The latest Bakers challenge is french macarons- you know, those pretty pastel colored sandwich cookies that you see in a patisserie shop or fancy bakery. I always thought that they charged too much for a single cookie. Now I know why. While I made last months challenge (puff pastry) many times, to really get in down and to have fun with different variations, this time around was different. I have had 5 goes at this with mixed results. The challenge of this recipe is to get “feet” on your cookies.
If you look at the bottom of the cookies they have a crisp raised edge. Seemed simple enough…. 1st batch, no feet
2nd batch, some had feet, some didn’t
3rd batch, yeah!! feet!!!
4th batch, not a foot to be seen… aarrrrggghhhh!!!
sooooo……. I got up this morning to make yet another batch thinking I would nail it this time and have some great photos to prove. No such luck, once again- no feet.

▶ LISTED ENTRIES:
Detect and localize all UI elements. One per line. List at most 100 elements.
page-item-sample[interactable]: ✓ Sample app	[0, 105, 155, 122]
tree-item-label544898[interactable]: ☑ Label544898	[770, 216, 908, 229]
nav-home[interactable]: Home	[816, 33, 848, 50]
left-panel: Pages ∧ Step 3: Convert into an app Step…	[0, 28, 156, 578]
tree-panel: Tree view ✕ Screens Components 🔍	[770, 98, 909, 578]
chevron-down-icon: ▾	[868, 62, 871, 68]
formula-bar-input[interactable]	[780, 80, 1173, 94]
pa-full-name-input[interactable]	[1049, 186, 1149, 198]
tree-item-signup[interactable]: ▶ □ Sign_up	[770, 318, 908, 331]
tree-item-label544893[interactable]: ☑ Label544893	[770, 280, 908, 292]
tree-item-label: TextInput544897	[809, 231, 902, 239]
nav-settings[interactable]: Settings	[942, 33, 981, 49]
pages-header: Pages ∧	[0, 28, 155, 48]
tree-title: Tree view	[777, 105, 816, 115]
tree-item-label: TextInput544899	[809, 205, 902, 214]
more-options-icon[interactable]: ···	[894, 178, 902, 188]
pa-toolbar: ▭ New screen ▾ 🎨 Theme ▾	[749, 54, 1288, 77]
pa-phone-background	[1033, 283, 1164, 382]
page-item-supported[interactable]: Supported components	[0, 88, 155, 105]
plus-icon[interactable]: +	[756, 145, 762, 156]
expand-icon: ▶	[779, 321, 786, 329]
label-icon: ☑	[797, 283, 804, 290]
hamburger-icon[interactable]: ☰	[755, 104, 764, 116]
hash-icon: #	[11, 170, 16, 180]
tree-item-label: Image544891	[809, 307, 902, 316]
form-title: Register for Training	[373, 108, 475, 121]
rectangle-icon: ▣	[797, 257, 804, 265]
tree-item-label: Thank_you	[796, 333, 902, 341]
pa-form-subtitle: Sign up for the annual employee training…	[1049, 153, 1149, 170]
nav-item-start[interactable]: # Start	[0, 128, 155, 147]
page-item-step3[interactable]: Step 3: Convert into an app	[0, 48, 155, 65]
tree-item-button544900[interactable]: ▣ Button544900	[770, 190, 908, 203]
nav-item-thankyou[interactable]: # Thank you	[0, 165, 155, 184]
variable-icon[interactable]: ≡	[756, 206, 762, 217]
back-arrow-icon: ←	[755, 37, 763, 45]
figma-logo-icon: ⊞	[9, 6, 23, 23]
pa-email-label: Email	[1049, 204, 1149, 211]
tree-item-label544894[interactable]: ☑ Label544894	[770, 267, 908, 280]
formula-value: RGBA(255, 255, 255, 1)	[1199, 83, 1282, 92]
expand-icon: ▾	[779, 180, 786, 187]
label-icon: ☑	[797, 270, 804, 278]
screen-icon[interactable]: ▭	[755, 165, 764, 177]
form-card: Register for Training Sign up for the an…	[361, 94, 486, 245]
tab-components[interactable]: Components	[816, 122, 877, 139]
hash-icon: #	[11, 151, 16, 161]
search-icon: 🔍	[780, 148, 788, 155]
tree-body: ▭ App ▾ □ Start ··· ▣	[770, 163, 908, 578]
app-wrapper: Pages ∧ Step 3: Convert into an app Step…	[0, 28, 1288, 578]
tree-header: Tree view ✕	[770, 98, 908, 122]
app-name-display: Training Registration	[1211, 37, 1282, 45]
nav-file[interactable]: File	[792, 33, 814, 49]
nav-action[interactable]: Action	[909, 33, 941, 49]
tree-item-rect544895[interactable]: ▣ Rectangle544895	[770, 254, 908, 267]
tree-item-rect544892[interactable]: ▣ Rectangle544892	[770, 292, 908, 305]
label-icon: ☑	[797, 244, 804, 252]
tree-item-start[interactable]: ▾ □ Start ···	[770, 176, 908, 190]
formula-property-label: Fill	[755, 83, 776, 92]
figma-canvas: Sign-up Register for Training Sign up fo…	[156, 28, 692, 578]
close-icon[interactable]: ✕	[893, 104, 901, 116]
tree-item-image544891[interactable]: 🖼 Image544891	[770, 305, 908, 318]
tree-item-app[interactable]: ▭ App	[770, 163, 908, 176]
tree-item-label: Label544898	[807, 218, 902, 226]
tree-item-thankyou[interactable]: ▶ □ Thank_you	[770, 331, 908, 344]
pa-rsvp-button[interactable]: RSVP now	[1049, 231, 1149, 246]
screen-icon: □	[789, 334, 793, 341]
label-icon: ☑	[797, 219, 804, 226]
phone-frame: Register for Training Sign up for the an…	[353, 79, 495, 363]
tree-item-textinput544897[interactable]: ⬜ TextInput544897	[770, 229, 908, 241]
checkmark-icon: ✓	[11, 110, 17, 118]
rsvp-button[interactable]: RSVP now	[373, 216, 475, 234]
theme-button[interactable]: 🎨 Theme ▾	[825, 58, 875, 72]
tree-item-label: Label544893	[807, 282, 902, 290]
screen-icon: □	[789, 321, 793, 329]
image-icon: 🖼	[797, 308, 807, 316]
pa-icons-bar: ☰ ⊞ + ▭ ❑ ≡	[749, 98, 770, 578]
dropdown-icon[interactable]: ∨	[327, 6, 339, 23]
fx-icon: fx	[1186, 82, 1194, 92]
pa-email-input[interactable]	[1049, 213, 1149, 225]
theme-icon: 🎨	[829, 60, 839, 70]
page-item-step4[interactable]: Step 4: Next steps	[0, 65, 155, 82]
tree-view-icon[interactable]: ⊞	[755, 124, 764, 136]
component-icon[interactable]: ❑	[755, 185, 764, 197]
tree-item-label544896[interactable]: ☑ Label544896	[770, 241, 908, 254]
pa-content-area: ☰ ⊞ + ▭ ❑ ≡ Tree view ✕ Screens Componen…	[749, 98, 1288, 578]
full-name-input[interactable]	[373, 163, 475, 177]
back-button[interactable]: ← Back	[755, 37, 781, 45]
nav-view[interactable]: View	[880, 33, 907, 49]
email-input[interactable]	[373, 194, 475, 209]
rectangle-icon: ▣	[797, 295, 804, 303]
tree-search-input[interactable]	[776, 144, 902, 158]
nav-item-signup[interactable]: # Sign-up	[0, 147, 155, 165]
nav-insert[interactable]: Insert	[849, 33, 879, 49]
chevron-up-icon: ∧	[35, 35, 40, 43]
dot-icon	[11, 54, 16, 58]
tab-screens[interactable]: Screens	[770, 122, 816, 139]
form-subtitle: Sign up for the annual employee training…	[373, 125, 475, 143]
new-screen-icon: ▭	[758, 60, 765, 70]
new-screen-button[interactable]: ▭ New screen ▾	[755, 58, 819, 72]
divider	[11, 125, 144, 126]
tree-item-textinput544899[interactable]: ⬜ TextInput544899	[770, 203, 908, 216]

▶ WHAT IS ASKED:
**a.** Return the macaron post word for word, from its first sentence to its last.
**b.** Retype the stretch of the records from their first line through the line containing "page-item-step3[interactable]: Step 3: Convert", with both ends included and nothing else added.

▶ RESPONSE LIST:
**a.**
The latest Bakers challenge is french macarons- you know, those pretty pastel colored sandwich cookies that you see in a patisserie shop or fancy bakery. I always thought that they charged too much for a single cookie. Now I know why. While I made last months challenge (puff pastry) many times, to really get in down and to have fun with different variations, this time around was different. I have had 5 goes at this with mixed results. The challenge of this recipe is to get “feet” on your cookies.
If you look at the bottom of the cookies they have a crisp raised edge. Seemed simple enough…. 1st batch, no feet
2nd batch, some had feet, some didn’t
3rd batch, yeah!! feet!!!
4th batch, not a foot to be seen… aarrrrggghhhh!!!
sooooo……. I got up this morning to make yet another batch thinking I would nail it this time and have some great photos to prove. No such luck, once again- no feet.

**b.**
Detect and localize all UI elements. One per line. List at most 100 elements.
page-item-sample[interactable]: ✓ Sample app	[0, 105, 155, 122]
tree-item-label544898[interactable]: ☑ Label544898	[770, 216, 908, 229]
nav-home[interactable]: Home	[816, 33, 848, 50]
left-panel: Pages ∧ Step 3: Convert into an app Step…	[0, 28, 156, 578]
tree-panel: Tree view ✕ Screens Components 🔍	[770, 98, 909, 578]
chevron-down-icon: ▾	[868, 62, 871, 68]
formula-bar-input[interactable]	[780, 80, 1173, 94]
pa-full-name-input[interactable]	[1049, 186, 1149, 198]
tree-item-signup[interactable]: ▶ □ Sign_up	[770, 318, 908, 331]
tree-item-label544893[interactable]: ☑ Label544893	[770, 280, 908, 292]
tree-item-label: TextInput544897	[809, 231, 902, 239]
nav-settings[interactable]: Settings	[942, 33, 981, 49]
pages-header: Pages ∧	[0, 28, 155, 48]
tree-title: Tree view	[777, 105, 816, 115]
tree-item-label: TextInput544899	[809, 205, 902, 214]
more-options-icon[interactable]: ···	[894, 178, 902, 188]
pa-toolbar: ▭ New screen ▾ 🎨 Theme ▾	[749, 54, 1288, 77]
pa-phone-background	[1033, 283, 1164, 382]
page-item-supported[interactable]: Supported components	[0, 88, 155, 105]
plus-icon[interactable]: +	[756, 145, 762, 156]
expand-icon: ▶	[779, 321, 786, 329]
label-icon: ☑	[797, 283, 804, 290]
hamburger-icon[interactable]: ☰	[755, 104, 764, 116]
hash-icon: #	[11, 170, 16, 180]
tree-item-label: Image544891	[809, 307, 902, 316]
form-title: Register for Training	[373, 108, 475, 121]
rectangle-icon: ▣	[797, 257, 804, 265]
tree-item-label: Thank_you	[796, 333, 902, 341]
pa-form-subtitle: Sign up for the annual employee training…	[1049, 153, 1149, 170]
nav-item-start[interactable]: # Start	[0, 128, 155, 147]
page-item-step3[interactable]: Step 3: Convert into an app	[0, 48, 155, 65]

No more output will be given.